PROVIDED PASSAGE →
-- -- --

Penn Libraries News

Making Science Labs Safer at the University of Pennsylvania

A computer screen showing a page from the site PubChem. Most of the words are unreadable, but caution symbols are visible.

If you are a researcher, faculty member, assistant, or student who spends time in one of the University of Pennsylvania's laboratories, you probably know that some substances you work with may be hazardous and require special handling. In some instances, it might be obvious what substances are dangerous and how to keep yourself safe — wear gloves when handling hydrogen peroxide! —  but other times the rules aren’t so clear. It’s the job of the Office of Environmental Health and Radiation Safety (EHRS) to develop, implement, and manage the systems that keep Penn’s labs as safe as possible. But in the last few years, the team has begun turning to chemistry librarian Judith Currano as a vital partner in these processes.

-- -- --

GIVEN DATA →
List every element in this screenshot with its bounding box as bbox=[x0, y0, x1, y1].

-- -- --

Continue the Penn Libraries news article on making the University of Pennsylvania's science labs safer, starting right after its last sentence.

WRITTEN RESPONSE →
Why? In 2014, Penn announced that all Penn Laboratories would be required to inventory their hazardous chemicals. Former Senior Lab Safety Specialist Kimberly Brown was tasked with leading this monumental project to gather inventories of all substances kept in individual laboratories across Penn’s campus. And that was only the beginning. She quickly realized that the information supplied by laboratories was often varied and incomplete, and that in order to create a genuinely thorough record of hazardous substances in Penn’s laboratories, she needed someone with experience searching for and gathering chemical information. That person was Judith Currano.  

Today, the inventory includes over 130,000 containers stored across more than 1,300 lab rooms. I recently spoke with Currano and Brown to learn more about how they tackled this project, what it takes to keep this massive inventory up to date, and why understanding how to effectively search databases of chemical information is vital to keeping scientists safe. 


Can you describe how you started collaborating on this inventory? 

Currano 

In 2020, Kimi [Brown] presented me with a list of substances that researchers had added to the system that we didn’t have enough information on. My goal was to identify these unknown substances and determine whether or not they were hazardous.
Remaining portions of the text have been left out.